SUPPLIED MATERIAL -
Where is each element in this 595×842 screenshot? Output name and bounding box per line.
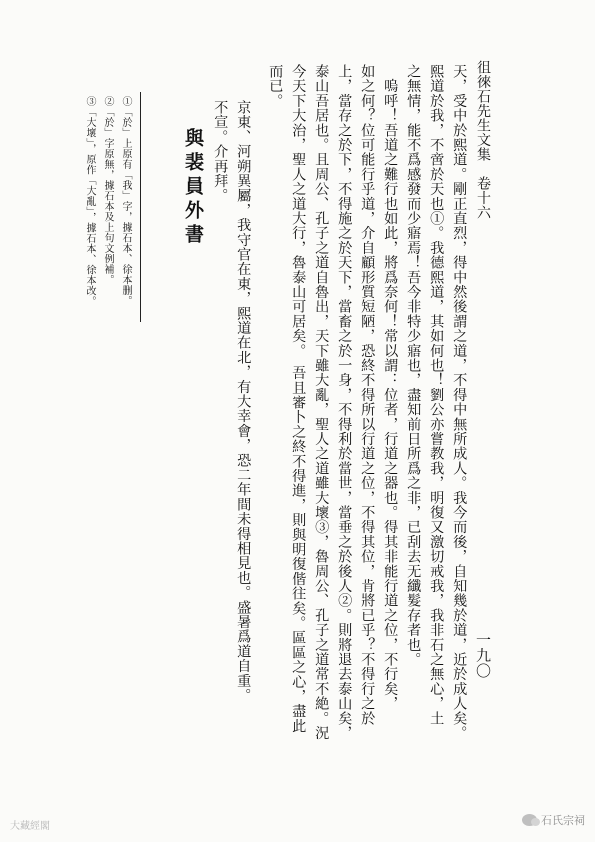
body-column: 上，當存之於下，不得施之於天下，當畜之於一身，不得利於當世，當垂之於後人②。則將退去泰山矣，	[336, 64, 353, 741]
letter-line: 京東、河朔異屬，我守官在東，熙道在北，有大幸會，恐二年間未得相見也。盛暑爲道自重。	[235, 100, 252, 703]
watermark-left	[10, 817, 50, 832]
body-column: 熙道於我，不啻於天也①。我德熙道，其如何也！劉公亦嘗教我，明復又激切戒我，我非石之無心，土	[428, 64, 445, 726]
body-column: 泰山吾居也。且周公、孔子之道自魯出，天下雖大亂，聖人之道雖大壞③，魯周公、孔子之道常不絶。況	[313, 64, 330, 741]
body-column: 嗚呼！吾道之難行也如此，將爲奈何！常以謂：位者，行道之器也。得其非能行道之位，不行矣，	[382, 64, 399, 711]
letter-title: 與裴員外書	[182, 128, 204, 248]
watermark-right	[522, 812, 585, 828]
footnote: ②「於」字原無，據石本及上句文例補。	[102, 96, 113, 285]
body-column: 今天下大治，聖人之道大行，魯泰山可居矣。 吾且審卜之終不得進，則與明復偕往矣。區區之心，盡此	[290, 64, 307, 734]
watermark-left-text: 大藏經閣	[10, 821, 50, 832]
watermark-right-text: 石氏宗祠	[541, 814, 585, 827]
notes-divider	[140, 92, 141, 322]
page-number: 一九〇	[474, 632, 492, 679]
body-column: 如之何？位可能行乎道，介自顧形質短陋，恐終不得所以行道之位，不得其位，肯將已乎？不得行之於	[359, 64, 376, 726]
body-column: 而已。	[267, 64, 284, 109]
footnote: ①「於」上原有「我」字，據石本、徐本删。	[120, 96, 131, 306]
footnote: ③「大壞」，原作「大亂」，據石本、徐本改。	[84, 96, 95, 307]
letter-line: 不宣。介再拜。	[212, 100, 229, 203]
body-column: 之無情，能不爲感發而少寤焉！吾今非特少寤也，盡知前日所爲之非，已刮去无纖髮存者也。	[405, 64, 422, 667]
wechat-icon	[522, 814, 537, 826]
body-column: 天，受中於熙道。剛正直烈，得中然後謂之道，不得中無所成人。我今而後，自知幾於道，近於成人矣。	[451, 64, 468, 741]
running-header: 徂徠石先生文集 卷十六	[475, 60, 491, 220]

WORK REQUIRED -
Transcribe every line of the entries above verbatim, with the picture placeholders omitted.

EXPECTED ANSWER -
Where is each element in this 595×842 screenshot? Output name and bounding box per line.
body-column: 上，當存之於下，不得施之於天下，當畜之於一身，不得利於當世，當垂之於後人②。則將退去泰山矣，	[336, 64, 353, 741]
letter-line: 京東、河朔異屬，我守官在東，熙道在北，有大幸會，恐二年間未得相見也。盛暑爲道自重。	[235, 100, 252, 703]
watermark-left	[10, 817, 50, 832]
body-column: 熙道於我，不啻於天也①。我德熙道，其如何也！劉公亦嘗教我，明復又激切戒我，我非石之無心，土	[428, 64, 445, 726]
body-column: 泰山吾居也。且周公、孔子之道自魯出，天下雖大亂，聖人之道雖大壞③，魯周公、孔子之道常不絶。況	[313, 64, 330, 741]
body-column: 嗚呼！吾道之難行也如此，將爲奈何！常以謂：位者，行道之器也。得其非能行道之位，不行矣，	[382, 64, 399, 711]
letter-title: 與裴員外書	[182, 128, 204, 248]
watermark-right	[522, 812, 585, 828]
footnote: ②「於」字原無，據石本及上句文例補。	[102, 96, 113, 285]
body-column: 今天下大治，聖人之道大行，魯泰山可居矣。 吾且審卜之終不得進，則與明復偕往矣。區區之心，盡此	[290, 64, 307, 734]
watermark-left-text: 大藏經閣	[10, 821, 50, 832]
watermark-right-text: 石氏宗祠	[541, 814, 585, 827]
notes-divider	[140, 92, 141, 322]
page-number: 一九〇	[474, 632, 492, 679]
body-column: 如之何？位可能行乎道，介自顧形質短陋，恐終不得所以行道之位，不得其位，肯將已乎？不得行之於	[359, 64, 376, 726]
body-column: 而已。	[267, 64, 284, 109]
footnote: ①「於」上原有「我」字，據石本、徐本删。	[120, 96, 131, 306]
footnote: ③「大壞」，原作「大亂」，據石本、徐本改。	[84, 96, 95, 307]
letter-line: 不宣。介再拜。	[212, 100, 229, 203]
body-column: 之無情，能不爲感發而少寤焉！吾今非特少寤也，盡知前日所爲之非，已刮去无纖髮存者也。	[405, 64, 422, 667]
wechat-icon	[522, 814, 537, 826]
body-column: 天，受中於熙道。剛正直烈，得中然後謂之道，不得中無所成人。我今而後，自知幾於道，近於成人矣。	[451, 64, 468, 741]
running-header: 徂徠石先生文集 卷十六	[475, 60, 491, 220]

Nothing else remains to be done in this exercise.